Copy out the entries in full and with complete accuracy; pictures are excluded.

[Dataset listings of figures]
++++++++++

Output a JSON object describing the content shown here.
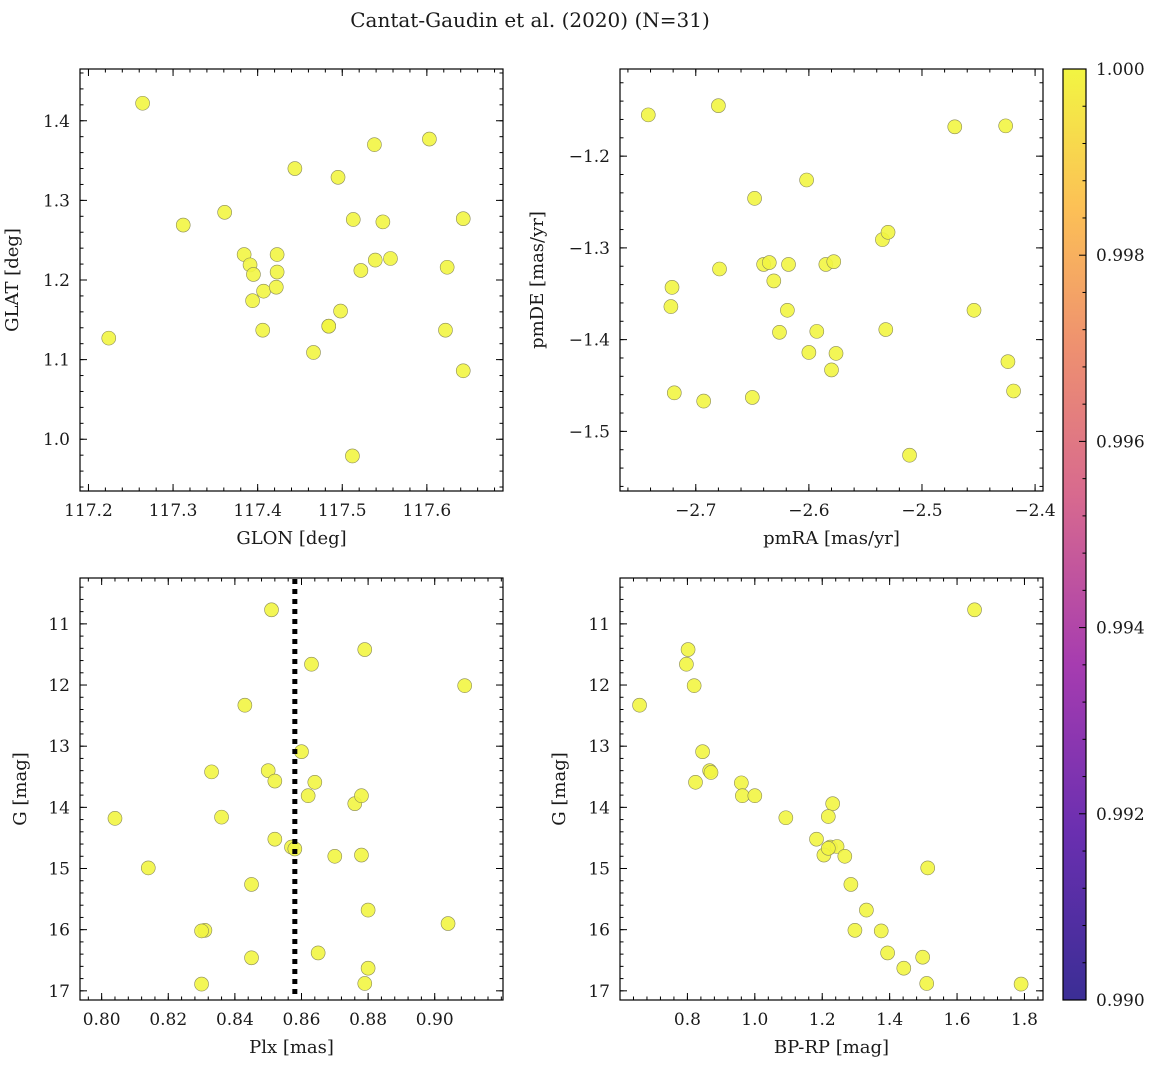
{
  "figure": {
    "title": "Cantat-Gaudin et al. (2020) (N=31)"
  },
  "colorbar": {
    "min": 0.99,
    "max": 1.0,
    "ticks": [
      "0.990",
      "0.992",
      "0.994",
      "0.996",
      "0.998",
      "1.000"
    ],
    "point_color": "#f2f542"
  },
  "chart_data": [
    {
      "type": "scatter",
      "xlabel": "GLON [deg]",
      "ylabel": "GLAT [deg]",
      "xlim": [
        117.19,
        117.69
      ],
      "ylim": [
        0.935,
        1.465
      ],
      "xticks": [
        {
          "v": 117.2,
          "label": "117.2"
        },
        {
          "v": 117.3,
          "label": "117.3"
        },
        {
          "v": 117.4,
          "label": "117.4"
        },
        {
          "v": 117.5,
          "label": "117.5"
        },
        {
          "v": 117.6,
          "label": "117.6"
        }
      ],
      "yticks": [
        {
          "v": 1.0,
          "label": "1.0"
        },
        {
          "v": 1.1,
          "label": "1.1"
        },
        {
          "v": 1.2,
          "label": "1.2"
        },
        {
          "v": 1.3,
          "label": "1.3"
        },
        {
          "v": 1.4,
          "label": "1.4"
        }
      ],
      "x": [
        117.264,
        117.224,
        117.312,
        117.361,
        117.384,
        117.391,
        117.395,
        117.394,
        117.407,
        117.406,
        117.423,
        117.423,
        117.422,
        117.444,
        117.466,
        117.484,
        117.484,
        117.495,
        117.498,
        117.513,
        117.512,
        117.522,
        117.538,
        117.539,
        117.548,
        117.557,
        117.603,
        117.622,
        117.624,
        117.643,
        117.643
      ],
      "y": [
        1.422,
        1.127,
        1.269,
        1.285,
        1.232,
        1.219,
        1.207,
        1.174,
        1.186,
        1.137,
        1.232,
        1.21,
        1.191,
        1.34,
        1.109,
        1.142,
        1.142,
        1.329,
        1.161,
        1.276,
        0.979,
        1.212,
        1.37,
        1.225,
        1.273,
        1.227,
        1.377,
        1.137,
        1.216,
        1.277,
        1.086
      ]
    },
    {
      "type": "scatter",
      "xlabel": "pmRA [mas/yr]",
      "ylabel": "pmDE [mas/yr]",
      "xlim": [
        -2.767,
        -2.393
      ],
      "ylim": [
        -1.565,
        -1.105
      ],
      "xticks": [
        {
          "v": -2.7,
          "label": "−2.7"
        },
        {
          "v": -2.6,
          "label": "−2.6"
        },
        {
          "v": -2.5,
          "label": "−2.5"
        },
        {
          "v": -2.4,
          "label": "−2.4"
        }
      ],
      "yticks": [
        {
          "v": -1.2,
          "label": "−1.2"
        },
        {
          "v": -1.3,
          "label": "−1.3"
        },
        {
          "v": -1.4,
          "label": "−1.4"
        },
        {
          "v": -1.5,
          "label": "−1.5"
        }
      ],
      "x": [
        -2.742,
        -2.68,
        -2.721,
        -2.722,
        -2.719,
        -2.693,
        -2.65,
        -2.679,
        -2.648,
        -2.64,
        -2.635,
        -2.631,
        -2.626,
        -2.619,
        -2.618,
        -2.602,
        -2.6,
        -2.593,
        -2.585,
        -2.58,
        -2.578,
        -2.576,
        -2.535,
        -2.532,
        -2.53,
        -2.511,
        -2.471,
        -2.454,
        -2.426,
        -2.424,
        -2.419
      ],
      "y": [
        -1.155,
        -1.145,
        -1.343,
        -1.364,
        -1.458,
        -1.467,
        -1.463,
        -1.323,
        -1.246,
        -1.318,
        -1.316,
        -1.336,
        -1.392,
        -1.368,
        -1.318,
        -1.226,
        -1.414,
        -1.391,
        -1.318,
        -1.433,
        -1.315,
        -1.415,
        -1.291,
        -1.389,
        -1.283,
        -1.526,
        -1.168,
        -1.368,
        -1.167,
        -1.424,
        -1.456
      ]
    },
    {
      "type": "scatter",
      "xlabel": "Plx [mas]",
      "ylabel": "G [mag]",
      "y_inverted": true,
      "xlim": [
        0.7935,
        0.9205
      ],
      "ylim": [
        10.25,
        17.15
      ],
      "vline": {
        "x": 0.858,
        "style": "dotted",
        "color": "#000000"
      },
      "xticks": [
        {
          "v": 0.8,
          "label": "0.80"
        },
        {
          "v": 0.82,
          "label": "0.82"
        },
        {
          "v": 0.84,
          "label": "0.84"
        },
        {
          "v": 0.86,
          "label": "0.86"
        },
        {
          "v": 0.88,
          "label": "0.88"
        },
        {
          "v": 0.9,
          "label": "0.90"
        }
      ],
      "yticks": [
        {
          "v": 11,
          "label": "11"
        },
        {
          "v": 12,
          "label": "12"
        },
        {
          "v": 13,
          "label": "13"
        },
        {
          "v": 14,
          "label": "14"
        },
        {
          "v": 15,
          "label": "15"
        },
        {
          "v": 16,
          "label": "16"
        },
        {
          "v": 17,
          "label": "17"
        }
      ],
      "x": [
        0.851,
        0.879,
        0.863,
        0.909,
        0.843,
        0.86,
        0.833,
        0.85,
        0.852,
        0.864,
        0.862,
        0.876,
        0.878,
        0.836,
        0.804,
        0.852,
        0.857,
        0.858,
        0.87,
        0.878,
        0.814,
        0.845,
        0.88,
        0.904,
        0.831,
        0.83,
        0.865,
        0.845,
        0.88,
        0.83,
        0.879
      ],
      "y": [
        10.77,
        11.42,
        11.66,
        12.01,
        12.33,
        13.09,
        13.42,
        13.4,
        13.57,
        13.59,
        13.81,
        13.94,
        13.81,
        14.16,
        14.18,
        14.52,
        14.65,
        14.68,
        14.8,
        14.78,
        14.99,
        15.26,
        15.68,
        15.9,
        16.01,
        16.02,
        16.38,
        16.46,
        16.63,
        16.89,
        16.88
      ]
    },
    {
      "type": "scatter",
      "xlabel": "BP-RP [mag]",
      "ylabel": "G [mag]",
      "y_inverted": true,
      "xlim": [
        0.6,
        1.855
      ],
      "ylim": [
        10.25,
        17.15
      ],
      "xticks": [
        {
          "v": 0.8,
          "label": "0.8"
        },
        {
          "v": 1.0,
          "label": "1.0"
        },
        {
          "v": 1.2,
          "label": "1.2"
        },
        {
          "v": 1.4,
          "label": "1.4"
        },
        {
          "v": 1.6,
          "label": "1.6"
        },
        {
          "v": 1.8,
          "label": "1.8"
        }
      ],
      "yticks": [
        {
          "v": 11,
          "label": "11"
        },
        {
          "v": 12,
          "label": "12"
        },
        {
          "v": 13,
          "label": "13"
        },
        {
          "v": 14,
          "label": "14"
        },
        {
          "v": 15,
          "label": "15"
        },
        {
          "v": 16,
          "label": "16"
        },
        {
          "v": 17,
          "label": "17"
        }
      ],
      "x": [
        1.652,
        0.802,
        0.797,
        0.82,
        0.658,
        0.845,
        0.866,
        0.87,
        0.824,
        0.96,
        0.963,
        1.0,
        1.231,
        1.218,
        1.092,
        1.183,
        1.224,
        1.244,
        1.205,
        1.267,
        1.513,
        1.285,
        1.331,
        1.498,
        1.297,
        1.375,
        1.394,
        1.442,
        1.51,
        1.79,
        1.218
      ],
      "y": [
        10.77,
        11.42,
        11.66,
        12.01,
        12.33,
        13.09,
        13.4,
        13.43,
        13.59,
        13.6,
        13.81,
        13.81,
        13.94,
        14.15,
        14.17,
        14.52,
        14.65,
        14.64,
        14.78,
        14.8,
        14.99,
        15.26,
        15.68,
        16.45,
        16.01,
        16.02,
        16.38,
        16.63,
        16.88,
        16.89,
        14.67
      ]
    }
  ]
}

++++++++++

### OUTPUT OF THE TASK
Output a JSON object describing the content shown here.
{
  "figure": {
    "title": "Cantat-Gaudin et al. (2020) (N=31)"
  },
  "colorbar": {
    "min": 0.99,
    "max": 1.0,
    "ticks": [
      "0.990",
      "0.992",
      "0.994",
      "0.996",
      "0.998",
      "1.000"
    ],
    "point_color": "#f2f542"
  },
  "chart_data": [
    {
      "type": "scatter",
      "xlabel": "GLON [deg]",
      "ylabel": "GLAT [deg]",
      "xlim": [
        117.19,
        117.69
      ],
      "ylim": [
        0.935,
        1.465
      ],
      "xticks": [
        {
          "v": 117.2,
          "label": "117.2"
        },
        {
          "v": 117.3,
          "label": "117.3"
        },
        {
          "v": 117.4,
          "label": "117.4"
        },
        {
          "v": 117.5,
          "label": "117.5"
        },
        {
          "v": 117.6,
          "label": "117.6"
        }
      ],
      "yticks": [
        {
          "v": 1.0,
          "label": "1.0"
        },
        {
          "v": 1.1,
          "label": "1.1"
        },
        {
          "v": 1.2,
          "label": "1.2"
        },
        {
          "v": 1.3,
          "label": "1.3"
        },
        {
          "v": 1.4,
          "label": "1.4"
        }
      ],
      "x": [
        117.264,
        117.224,
        117.312,
        117.361,
        117.384,
        117.391,
        117.395,
        117.394,
        117.407,
        117.406,
        117.423,
        117.423,
        117.422,
        117.444,
        117.466,
        117.484,
        117.484,
        117.495,
        117.498,
        117.513,
        117.512,
        117.522,
        117.538,
        117.539,
        117.548,
        117.557,
        117.603,
        117.622,
        117.624,
        117.643,
        117.643
      ],
      "y": [
        1.422,
        1.127,
        1.269,
        1.285,
        1.232,
        1.219,
        1.207,
        1.174,
        1.186,
        1.137,
        1.232,
        1.21,
        1.191,
        1.34,
        1.109,
        1.142,
        1.142,
        1.329,
        1.161,
        1.276,
        0.979,
        1.212,
        1.37,
        1.225,
        1.273,
        1.227,
        1.377,
        1.137,
        1.216,
        1.277,
        1.086
      ]
    },
    {
      "type": "scatter",
      "xlabel": "pmRA [mas/yr]",
      "ylabel": "pmDE [mas/yr]",
      "xlim": [
        -2.767,
        -2.393
      ],
      "ylim": [
        -1.565,
        -1.105
      ],
      "xticks": [
        {
          "v": -2.7,
          "label": "−2.7"
        },
        {
          "v": -2.6,
          "label": "−2.6"
        },
        {
          "v": -2.5,
          "label": "−2.5"
        },
        {
          "v": -2.4,
          "label": "−2.4"
        }
      ],
      "yticks": [
        {
          "v": -1.2,
          "label": "−1.2"
        },
        {
          "v": -1.3,
          "label": "−1.3"
        },
        {
          "v": -1.4,
          "label": "−1.4"
        },
        {
          "v": -1.5,
          "label": "−1.5"
        }
      ],
      "x": [
        -2.742,
        -2.68,
        -2.721,
        -2.722,
        -2.719,
        -2.693,
        -2.65,
        -2.679,
        -2.648,
        -2.64,
        -2.635,
        -2.631,
        -2.626,
        -2.619,
        -2.618,
        -2.602,
        -2.6,
        -2.593,
        -2.585,
        -2.58,
        -2.578,
        -2.576,
        -2.535,
        -2.532,
        -2.53,
        -2.511,
        -2.471,
        -2.454,
        -2.426,
        -2.424,
        -2.419
      ],
      "y": [
        -1.155,
        -1.145,
        -1.343,
        -1.364,
        -1.458,
        -1.467,
        -1.463,
        -1.323,
        -1.246,
        -1.318,
        -1.316,
        -1.336,
        -1.392,
        -1.368,
        -1.318,
        -1.226,
        -1.414,
        -1.391,
        -1.318,
        -1.433,
        -1.315,
        -1.415,
        -1.291,
        -1.389,
        -1.283,
        -1.526,
        -1.168,
        -1.368,
        -1.167,
        -1.424,
        -1.456
      ]
    },
    {
      "type": "scatter",
      "xlabel": "Plx [mas]",
      "ylabel": "G [mag]",
      "y_inverted": true,
      "xlim": [
        0.7935,
        0.9205
      ],
      "ylim": [
        10.25,
        17.15
      ],
      "vline": {
        "x": 0.858,
        "style": "dotted",
        "color": "#000000"
      },
      "xticks": [
        {
          "v": 0.8,
          "label": "0.80"
        },
        {
          "v": 0.82,
          "label": "0.82"
        },
        {
          "v": 0.84,
          "label": "0.84"
        },
        {
          "v": 0.86,
          "label": "0.86"
        },
        {
          "v": 0.88,
          "label": "0.88"
        },
        {
          "v": 0.9,
          "label": "0.90"
        }
      ],
      "yticks": [
        {
          "v": 11,
          "label": "11"
        },
        {
          "v": 12,
          "label": "12"
        },
        {
          "v": 13,
          "label": "13"
        },
        {
          "v": 14,
          "label": "14"
        },
        {
          "v": 15,
          "label": "15"
        },
        {
          "v": 16,
          "label": "16"
        },
        {
          "v": 17,
          "label": "17"
        }
      ],
      "x": [
        0.851,
        0.879,
        0.863,
        0.909,
        0.843,
        0.86,
        0.833,
        0.85,
        0.852,
        0.864,
        0.862,
        0.876,
        0.878,
        0.836,
        0.804,
        0.852,
        0.857,
        0.858,
        0.87,
        0.878,
        0.814,
        0.845,
        0.88,
        0.904,
        0.831,
        0.83,
        0.865,
        0.845,
        0.88,
        0.83,
        0.879
      ],
      "y": [
        10.77,
        11.42,
        11.66,
        12.01,
        12.33,
        13.09,
        13.42,
        13.4,
        13.57,
        13.59,
        13.81,
        13.94,
        13.81,
        14.16,
        14.18,
        14.52,
        14.65,
        14.68,
        14.8,
        14.78,
        14.99,
        15.26,
        15.68,
        15.9,
        16.01,
        16.02,
        16.38,
        16.46,
        16.63,
        16.89,
        16.88
      ]
    },
    {
      "type": "scatter",
      "xlabel": "BP-RP [mag]",
      "ylabel": "G [mag]",
      "y_inverted": true,
      "xlim": [
        0.6,
        1.855
      ],
      "ylim": [
        10.25,
        17.15
      ],
      "xticks": [
        {
          "v": 0.8,
          "label": "0.8"
        },
        {
          "v": 1.0,
          "label": "1.0"
        },
        {
          "v": 1.2,
          "label": "1.2"
        },
        {
          "v": 1.4,
          "label": "1.4"
        },
        {
          "v": 1.6,
          "label": "1.6"
        },
        {
          "v": 1.8,
          "label": "1.8"
        }
      ],
      "yticks": [
        {
          "v": 11,
          "label": "11"
        },
        {
          "v": 12,
          "label": "12"
        },
        {
          "v": 13,
          "label": "13"
        },
        {
          "v": 14,
          "label": "14"
        },
        {
          "v": 15,
          "label": "15"
        },
        {
          "v": 16,
          "label": "16"
        },
        {
          "v": 17,
          "label": "17"
        }
      ],
      "x": [
        1.652,
        0.802,
        0.797,
        0.82,
        0.658,
        0.845,
        0.866,
        0.87,
        0.824,
        0.96,
        0.963,
        1.0,
        1.231,
        1.218,
        1.092,
        1.183,
        1.224,
        1.244,
        1.205,
        1.267,
        1.513,
        1.285,
        1.331,
        1.498,
        1.297,
        1.375,
        1.394,
        1.442,
        1.51,
        1.79,
        1.218
      ],
      "y": [
        10.77,
        11.42,
        11.66,
        12.01,
        12.33,
        13.09,
        13.4,
        13.43,
        13.59,
        13.6,
        13.81,
        13.81,
        13.94,
        14.15,
        14.17,
        14.52,
        14.65,
        14.64,
        14.78,
        14.8,
        14.99,
        15.26,
        15.68,
        16.45,
        16.01,
        16.02,
        16.38,
        16.63,
        16.88,
        16.89,
        14.67
      ]
    }
  ]
}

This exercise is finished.